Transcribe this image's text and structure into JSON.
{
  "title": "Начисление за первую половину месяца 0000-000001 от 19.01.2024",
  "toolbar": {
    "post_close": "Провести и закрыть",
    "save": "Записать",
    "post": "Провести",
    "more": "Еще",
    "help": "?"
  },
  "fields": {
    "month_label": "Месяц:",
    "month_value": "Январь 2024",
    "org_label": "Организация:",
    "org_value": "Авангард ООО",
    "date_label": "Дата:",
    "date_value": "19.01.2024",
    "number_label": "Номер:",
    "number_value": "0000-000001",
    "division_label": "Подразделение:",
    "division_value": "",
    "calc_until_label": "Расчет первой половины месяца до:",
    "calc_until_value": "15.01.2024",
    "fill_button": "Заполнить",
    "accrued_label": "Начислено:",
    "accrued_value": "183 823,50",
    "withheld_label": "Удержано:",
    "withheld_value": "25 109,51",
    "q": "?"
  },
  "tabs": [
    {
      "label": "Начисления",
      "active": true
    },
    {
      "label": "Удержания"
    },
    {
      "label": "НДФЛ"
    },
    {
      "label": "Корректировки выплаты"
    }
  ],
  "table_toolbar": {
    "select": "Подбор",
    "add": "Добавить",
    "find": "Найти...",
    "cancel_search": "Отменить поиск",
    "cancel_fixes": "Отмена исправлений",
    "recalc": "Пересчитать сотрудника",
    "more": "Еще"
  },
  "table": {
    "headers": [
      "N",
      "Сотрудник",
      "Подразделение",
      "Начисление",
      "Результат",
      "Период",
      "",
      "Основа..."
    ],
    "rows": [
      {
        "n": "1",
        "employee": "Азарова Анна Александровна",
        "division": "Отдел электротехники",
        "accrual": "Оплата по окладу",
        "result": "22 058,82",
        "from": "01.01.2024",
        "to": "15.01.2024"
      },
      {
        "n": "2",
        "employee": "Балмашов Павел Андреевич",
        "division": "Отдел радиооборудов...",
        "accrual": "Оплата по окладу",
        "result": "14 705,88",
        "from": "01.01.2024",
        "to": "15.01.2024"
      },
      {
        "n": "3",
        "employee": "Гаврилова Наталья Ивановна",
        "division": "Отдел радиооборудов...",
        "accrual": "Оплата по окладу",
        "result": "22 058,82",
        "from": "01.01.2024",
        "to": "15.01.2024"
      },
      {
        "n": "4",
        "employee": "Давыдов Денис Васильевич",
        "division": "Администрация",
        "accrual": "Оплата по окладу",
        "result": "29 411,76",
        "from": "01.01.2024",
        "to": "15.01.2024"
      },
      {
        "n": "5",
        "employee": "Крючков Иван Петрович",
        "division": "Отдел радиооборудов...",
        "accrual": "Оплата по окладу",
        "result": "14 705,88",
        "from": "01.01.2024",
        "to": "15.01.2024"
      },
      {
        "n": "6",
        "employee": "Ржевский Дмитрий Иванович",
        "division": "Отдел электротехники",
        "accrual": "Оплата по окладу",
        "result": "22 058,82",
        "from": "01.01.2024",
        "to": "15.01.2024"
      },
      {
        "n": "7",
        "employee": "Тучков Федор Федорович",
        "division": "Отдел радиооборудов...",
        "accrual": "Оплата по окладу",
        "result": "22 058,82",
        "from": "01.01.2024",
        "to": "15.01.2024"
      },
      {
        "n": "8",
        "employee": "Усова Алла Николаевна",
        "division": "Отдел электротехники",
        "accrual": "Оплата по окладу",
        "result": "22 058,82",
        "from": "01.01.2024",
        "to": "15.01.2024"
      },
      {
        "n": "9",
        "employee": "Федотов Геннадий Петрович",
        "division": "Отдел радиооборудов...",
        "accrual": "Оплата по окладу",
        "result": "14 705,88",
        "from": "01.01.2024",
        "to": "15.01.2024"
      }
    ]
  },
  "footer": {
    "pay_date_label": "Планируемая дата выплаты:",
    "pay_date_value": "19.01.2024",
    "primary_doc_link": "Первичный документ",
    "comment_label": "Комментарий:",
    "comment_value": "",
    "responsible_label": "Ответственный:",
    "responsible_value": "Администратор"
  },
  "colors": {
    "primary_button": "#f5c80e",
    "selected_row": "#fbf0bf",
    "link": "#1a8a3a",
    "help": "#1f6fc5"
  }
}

• Problem to work on
Each line above that holds the string "месяца" should be copied and shown.

• Result for this task
  "title": "Начисление за первую половину месяца 0000-000001 от 19.01.2024",
    "calc_until_label": "Расчет первой половины месяца до:",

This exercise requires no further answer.